Copy the rows below, swapping each "highlight-ellipse" for "highlight-oval" and keeping everything else unchanged. Leave the pictures out of the answer.

Box annotation data:
__________________________________________________
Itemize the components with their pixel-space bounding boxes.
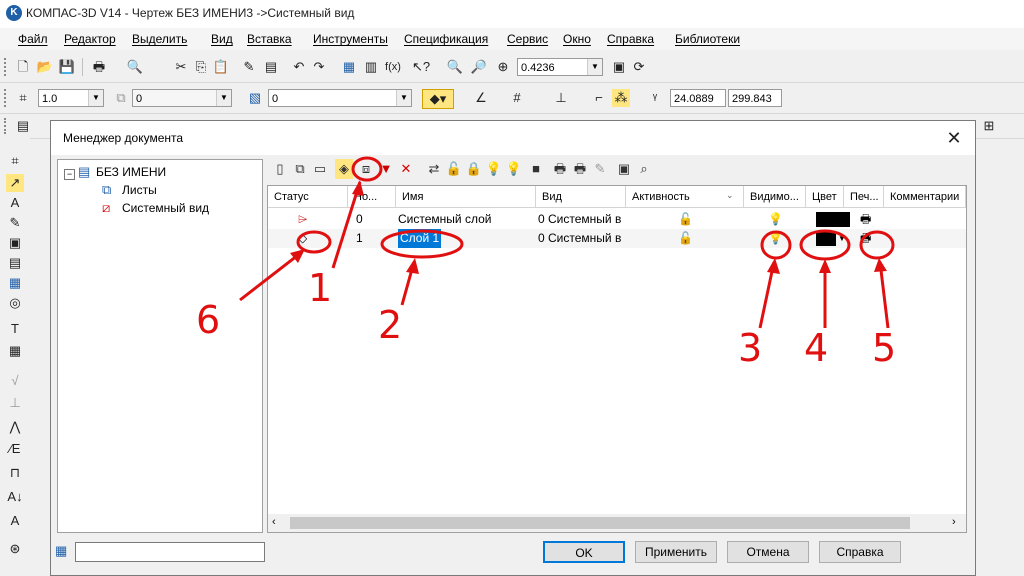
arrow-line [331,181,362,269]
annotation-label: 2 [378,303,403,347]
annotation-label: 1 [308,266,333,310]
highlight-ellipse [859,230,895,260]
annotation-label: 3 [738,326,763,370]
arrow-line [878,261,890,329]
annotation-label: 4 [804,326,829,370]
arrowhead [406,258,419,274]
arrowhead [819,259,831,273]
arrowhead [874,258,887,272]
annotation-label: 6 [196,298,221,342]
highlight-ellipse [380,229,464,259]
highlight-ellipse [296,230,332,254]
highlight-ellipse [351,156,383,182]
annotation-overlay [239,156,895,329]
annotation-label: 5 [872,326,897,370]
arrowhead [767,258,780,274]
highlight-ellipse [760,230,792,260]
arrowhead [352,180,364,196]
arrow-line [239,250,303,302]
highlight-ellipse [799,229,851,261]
__________________________________________________
| SOLUTION FOR THIS EXERCISE |
Itemize the components with their pixel-space bounding boxes.
arrow-line [331,181,362,269]
annotation-label: 2 [378,303,403,347]
annotation-label: 1 [308,266,333,310]
highlight-oval [859,230,895,260]
annotation-label: 3 [738,326,763,370]
arrow-line [878,261,890,329]
annotation-label: 4 [804,326,829,370]
arrowhead [406,258,419,274]
arrowhead [819,259,831,273]
arrowhead [874,258,887,272]
annotation-label: 6 [196,298,221,342]
highlight-oval [380,229,464,259]
highlight-oval [296,230,332,254]
highlight-oval [351,156,383,182]
annotation-overlay [239,156,895,329]
annotation-label: 5 [872,326,897,370]
arrowhead [767,258,780,274]
highlight-oval [760,230,792,260]
arrowhead [352,180,364,196]
arrow-line [239,250,303,302]
highlight-oval [799,229,851,261]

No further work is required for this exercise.